* [Entries supplied]
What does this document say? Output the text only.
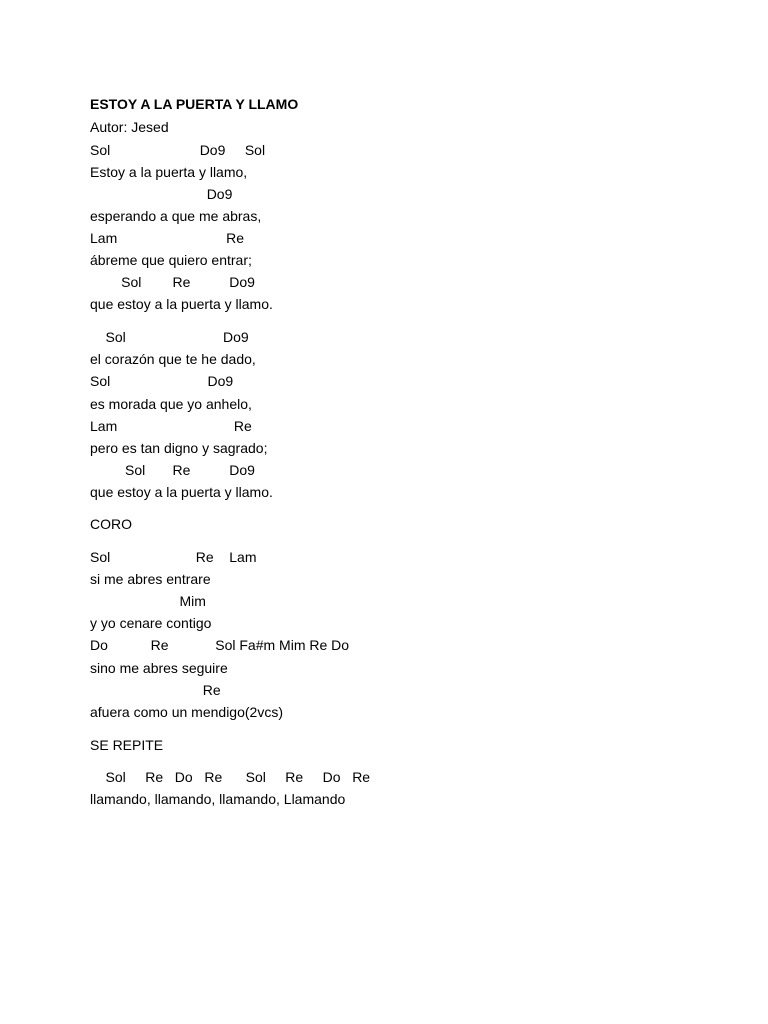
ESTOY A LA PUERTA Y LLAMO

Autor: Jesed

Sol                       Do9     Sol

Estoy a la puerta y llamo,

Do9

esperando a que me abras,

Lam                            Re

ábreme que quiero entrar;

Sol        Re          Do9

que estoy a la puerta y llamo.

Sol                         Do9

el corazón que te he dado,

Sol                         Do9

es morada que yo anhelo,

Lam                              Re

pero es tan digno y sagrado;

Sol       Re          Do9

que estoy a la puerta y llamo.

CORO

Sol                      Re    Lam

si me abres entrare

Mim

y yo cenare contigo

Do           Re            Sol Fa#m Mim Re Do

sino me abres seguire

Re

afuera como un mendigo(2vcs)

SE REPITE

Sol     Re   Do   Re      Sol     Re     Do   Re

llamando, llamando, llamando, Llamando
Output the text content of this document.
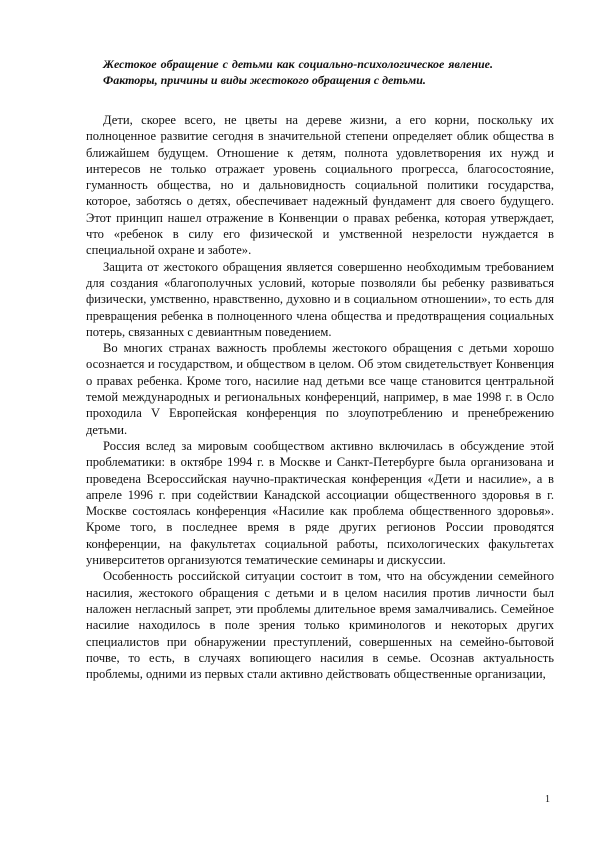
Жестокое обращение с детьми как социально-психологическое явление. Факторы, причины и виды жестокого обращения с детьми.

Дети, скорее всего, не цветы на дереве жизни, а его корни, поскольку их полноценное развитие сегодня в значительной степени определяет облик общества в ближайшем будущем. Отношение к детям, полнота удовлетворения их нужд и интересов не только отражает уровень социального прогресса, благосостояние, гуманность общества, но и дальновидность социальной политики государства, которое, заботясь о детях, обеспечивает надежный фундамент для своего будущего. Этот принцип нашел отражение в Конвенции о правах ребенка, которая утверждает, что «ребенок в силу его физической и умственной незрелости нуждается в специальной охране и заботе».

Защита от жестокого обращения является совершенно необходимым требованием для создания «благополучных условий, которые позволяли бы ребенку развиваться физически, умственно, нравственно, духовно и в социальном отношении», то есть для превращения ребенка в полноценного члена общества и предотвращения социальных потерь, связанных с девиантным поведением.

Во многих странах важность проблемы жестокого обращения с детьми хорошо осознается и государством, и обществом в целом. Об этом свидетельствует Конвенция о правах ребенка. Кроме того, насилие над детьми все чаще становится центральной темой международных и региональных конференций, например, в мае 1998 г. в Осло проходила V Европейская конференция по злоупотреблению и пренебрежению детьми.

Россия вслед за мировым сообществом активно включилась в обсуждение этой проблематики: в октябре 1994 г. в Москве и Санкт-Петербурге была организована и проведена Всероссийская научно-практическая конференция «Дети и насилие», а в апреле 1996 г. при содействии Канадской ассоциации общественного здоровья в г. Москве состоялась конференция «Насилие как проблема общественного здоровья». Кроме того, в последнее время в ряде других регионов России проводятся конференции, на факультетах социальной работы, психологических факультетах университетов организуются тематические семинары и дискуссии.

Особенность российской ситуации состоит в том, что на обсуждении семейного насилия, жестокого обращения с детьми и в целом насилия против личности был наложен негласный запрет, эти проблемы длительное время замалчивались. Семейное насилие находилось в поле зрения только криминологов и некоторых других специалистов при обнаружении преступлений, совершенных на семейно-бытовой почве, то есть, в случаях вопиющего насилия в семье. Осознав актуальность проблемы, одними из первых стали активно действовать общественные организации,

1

--

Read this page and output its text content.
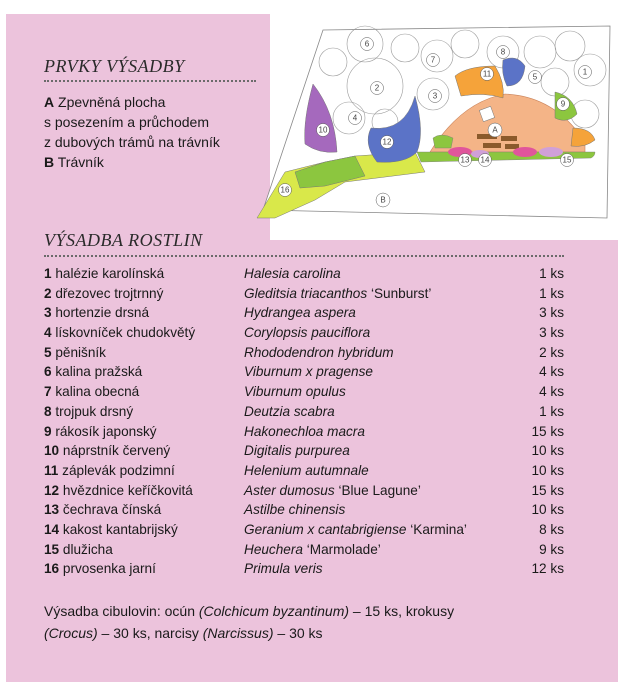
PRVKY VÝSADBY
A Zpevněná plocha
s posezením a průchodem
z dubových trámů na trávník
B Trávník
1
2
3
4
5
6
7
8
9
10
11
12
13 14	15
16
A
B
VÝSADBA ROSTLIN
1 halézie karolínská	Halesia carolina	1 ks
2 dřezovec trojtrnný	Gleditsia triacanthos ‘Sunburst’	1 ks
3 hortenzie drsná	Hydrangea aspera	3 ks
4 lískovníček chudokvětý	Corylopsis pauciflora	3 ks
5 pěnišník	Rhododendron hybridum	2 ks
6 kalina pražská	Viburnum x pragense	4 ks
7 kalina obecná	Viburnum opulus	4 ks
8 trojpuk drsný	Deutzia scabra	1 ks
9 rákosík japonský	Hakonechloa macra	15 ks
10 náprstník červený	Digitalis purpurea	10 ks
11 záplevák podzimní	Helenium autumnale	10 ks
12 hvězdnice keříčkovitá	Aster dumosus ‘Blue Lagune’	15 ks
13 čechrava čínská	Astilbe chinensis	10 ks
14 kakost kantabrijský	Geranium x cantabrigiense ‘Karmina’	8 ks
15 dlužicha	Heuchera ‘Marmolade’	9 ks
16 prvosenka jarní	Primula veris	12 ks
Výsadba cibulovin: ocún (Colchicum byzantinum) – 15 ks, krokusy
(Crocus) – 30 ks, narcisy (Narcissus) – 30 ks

* [What to work on] State how many lines of the records above contain the word "только", giving only that number.

* [Exercise answer] 2